__KUTIPAN__

((

Ibu ... hari ini tanggal 22 Desember 2018. Itu artinya, engkau sudah menemaniku selama 9.898 hari sejak aku membuka mata dan hadir ke dunia ini.
Sebanyak itu hari yang telah kita lalui bersama. Namun, aku masih belum bisa menciptakan bahagiamu. Aku masih belum bisa meringankan bebanmu. Aku masih belum bisa membalas peluh dan air susumu.
Setiap pagi kau langkahkan kaki menuju tanah tandus untuk diurus. Agar subur dan memberi berkah di sisa umur. Tak peduli terik mentari membakar kulitmu. Tak peduli kerikil jalanan menyayat-nyayat telapak kakimu. Tak peduli dengan jutaan peluh yang setiap hari menetes. Bahkan senyum indah selalu kau hadirkan saat pulang kala matahari tenggelam. Ceria selalu kau hadirkan kala malam siap memujamu dalam pembaringan. Tanganmu masih setia menyuguhkan teko teh manis dan kudapan di atas meja walau telah lelah.

))

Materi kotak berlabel
((

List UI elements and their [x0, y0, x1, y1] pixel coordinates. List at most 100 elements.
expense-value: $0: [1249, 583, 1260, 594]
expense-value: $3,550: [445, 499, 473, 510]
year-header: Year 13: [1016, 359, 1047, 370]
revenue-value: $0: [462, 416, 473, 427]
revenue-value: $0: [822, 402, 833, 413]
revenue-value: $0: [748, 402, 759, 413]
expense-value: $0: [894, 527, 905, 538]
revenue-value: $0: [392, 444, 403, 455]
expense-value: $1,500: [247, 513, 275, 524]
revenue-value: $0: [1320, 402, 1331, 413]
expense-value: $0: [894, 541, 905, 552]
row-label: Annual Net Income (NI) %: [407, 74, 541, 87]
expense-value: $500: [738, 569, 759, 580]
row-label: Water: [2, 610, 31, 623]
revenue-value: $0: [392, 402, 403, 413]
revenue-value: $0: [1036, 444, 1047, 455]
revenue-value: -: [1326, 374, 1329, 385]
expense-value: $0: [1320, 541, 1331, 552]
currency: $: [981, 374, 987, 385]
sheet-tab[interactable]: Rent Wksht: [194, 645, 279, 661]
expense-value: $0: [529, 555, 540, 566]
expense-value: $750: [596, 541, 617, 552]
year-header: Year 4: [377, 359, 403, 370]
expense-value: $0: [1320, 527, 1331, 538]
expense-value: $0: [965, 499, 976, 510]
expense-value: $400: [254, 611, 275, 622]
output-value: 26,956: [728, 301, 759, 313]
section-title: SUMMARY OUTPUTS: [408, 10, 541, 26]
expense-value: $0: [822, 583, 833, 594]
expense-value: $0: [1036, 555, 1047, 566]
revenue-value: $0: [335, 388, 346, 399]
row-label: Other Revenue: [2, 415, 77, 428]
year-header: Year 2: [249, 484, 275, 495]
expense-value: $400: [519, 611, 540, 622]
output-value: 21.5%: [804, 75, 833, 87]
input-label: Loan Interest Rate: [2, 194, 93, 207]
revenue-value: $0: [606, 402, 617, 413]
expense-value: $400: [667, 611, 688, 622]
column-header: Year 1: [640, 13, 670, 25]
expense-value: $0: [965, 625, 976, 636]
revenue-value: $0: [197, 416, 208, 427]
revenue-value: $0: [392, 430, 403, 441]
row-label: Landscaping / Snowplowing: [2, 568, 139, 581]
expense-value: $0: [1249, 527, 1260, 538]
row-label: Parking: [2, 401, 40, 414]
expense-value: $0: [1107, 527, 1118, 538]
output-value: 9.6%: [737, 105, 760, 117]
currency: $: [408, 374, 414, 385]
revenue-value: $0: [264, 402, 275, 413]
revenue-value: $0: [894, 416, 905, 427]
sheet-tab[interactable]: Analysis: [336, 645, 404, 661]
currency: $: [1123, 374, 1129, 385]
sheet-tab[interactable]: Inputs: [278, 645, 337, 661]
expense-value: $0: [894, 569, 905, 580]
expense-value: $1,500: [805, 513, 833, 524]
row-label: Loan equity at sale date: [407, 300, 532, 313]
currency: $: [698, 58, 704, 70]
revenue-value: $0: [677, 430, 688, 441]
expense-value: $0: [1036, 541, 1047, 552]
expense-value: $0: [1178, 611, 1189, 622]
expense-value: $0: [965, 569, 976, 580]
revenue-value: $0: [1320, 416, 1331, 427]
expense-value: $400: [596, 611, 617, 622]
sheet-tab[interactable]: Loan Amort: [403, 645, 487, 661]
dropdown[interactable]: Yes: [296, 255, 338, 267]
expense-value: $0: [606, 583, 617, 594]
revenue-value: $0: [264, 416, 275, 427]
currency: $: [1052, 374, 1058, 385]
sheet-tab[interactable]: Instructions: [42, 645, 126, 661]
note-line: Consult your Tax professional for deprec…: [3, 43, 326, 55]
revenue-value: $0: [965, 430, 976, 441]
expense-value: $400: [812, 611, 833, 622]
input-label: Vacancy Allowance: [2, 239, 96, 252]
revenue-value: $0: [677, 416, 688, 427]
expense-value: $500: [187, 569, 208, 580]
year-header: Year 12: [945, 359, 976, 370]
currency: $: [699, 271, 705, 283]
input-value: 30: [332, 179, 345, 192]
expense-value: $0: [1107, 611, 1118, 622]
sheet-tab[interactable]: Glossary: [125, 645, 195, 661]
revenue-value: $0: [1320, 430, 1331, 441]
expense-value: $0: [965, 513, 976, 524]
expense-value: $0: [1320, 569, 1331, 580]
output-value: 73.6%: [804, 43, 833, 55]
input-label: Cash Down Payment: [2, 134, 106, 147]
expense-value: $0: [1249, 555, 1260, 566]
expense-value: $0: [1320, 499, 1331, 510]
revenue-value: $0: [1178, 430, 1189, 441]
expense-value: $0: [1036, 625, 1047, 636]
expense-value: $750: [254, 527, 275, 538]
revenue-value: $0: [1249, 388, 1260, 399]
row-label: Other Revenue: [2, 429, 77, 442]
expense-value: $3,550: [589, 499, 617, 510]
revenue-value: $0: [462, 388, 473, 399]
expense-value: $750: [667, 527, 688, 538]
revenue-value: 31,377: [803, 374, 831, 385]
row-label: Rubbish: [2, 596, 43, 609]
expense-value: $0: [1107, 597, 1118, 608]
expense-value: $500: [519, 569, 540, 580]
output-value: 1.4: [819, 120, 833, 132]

))

__SOAL 1__
Menurut tulisan untuk Ibu, sudah berapa hari sang ibu menemani penulisnya?
__SOAL 2__
Tuliskan ulang bagian tulisan untuk Ibu mulai dari "Ibu ... hari" sampai dengan "walau telah lelah." tanpa perubahan apa pun.
__SOAL 3__
Teruskan tulisan untuk Ibu setelah kalimat terakhirnya.

__JAWABAN TERTULIS 1__
9.898 hari.

__JAWABAN TERTULIS 2__
Ibu ... hari ini tanggal 22 Desember 2018. Itu artinya, engkau sudah menemaniku selama 9.898 hari sejak aku membuka mata dan hadir ke dunia ini.
Sebanyak itu hari yang telah kita lalui bersama. Namun, aku masih belum bisa menciptakan bahagiamu. Aku masih belum bisa meringankan bebanmu. Aku masih belum bisa membalas peluh dan air susumu.
Setiap pagi kau langkahkan kaki menuju tanah tandus untuk diurus. Agar subur dan memberi berkah di sisa umur. Tak peduli terik mentari membakar kulitmu. Tak peduli kerikil jalanan menyayat-nyayat telapak kakimu. Tak peduli dengan jutaan peluh yang setiap hari menetes. Bahkan senyum indah selalu kau hadirkan saat pulang kala matahari tenggelam. Ceria selalu kau hadirkan kala malam siap memujamu dalam pembaringan. Tanganmu masih setia menyuguhkan teko teh manis dan kudapan di atas meja walau telah lelah.

__JAWABAN TERTULIS 3__
Tak pernah kau mengeluh walau setiap hari berpeluh. Tak pernah kau mengeluh walau aku sering berkeluh karena inginku tak kunjung terpenuhi.
Sejak di pangkuanmu hingga aku mampu berjalan sendiri, aku belum bisa membalas apa yang telah engkau beri untuk diri ini. Peluhmu berharga bagi kami. Peluhmu lambang derajat keluarga kami. Bahkan aku tak kan mampu membayarnya dengan uang. Begitu banyak peluh yang telah engkau relakan untuk manusia yang bahkan belum bisa memberimu kebahagiaan. Jika harus aku bayar dengan uang, sudah pasti sepanjang hidupku tak kan mampu membalasnya.
Ibu, hari ini pun aku telah menjadi seorang ibu. Telah aku lalui hari-hari yang pernah engkau jalani saat mengandungku selama berbulan-bulan.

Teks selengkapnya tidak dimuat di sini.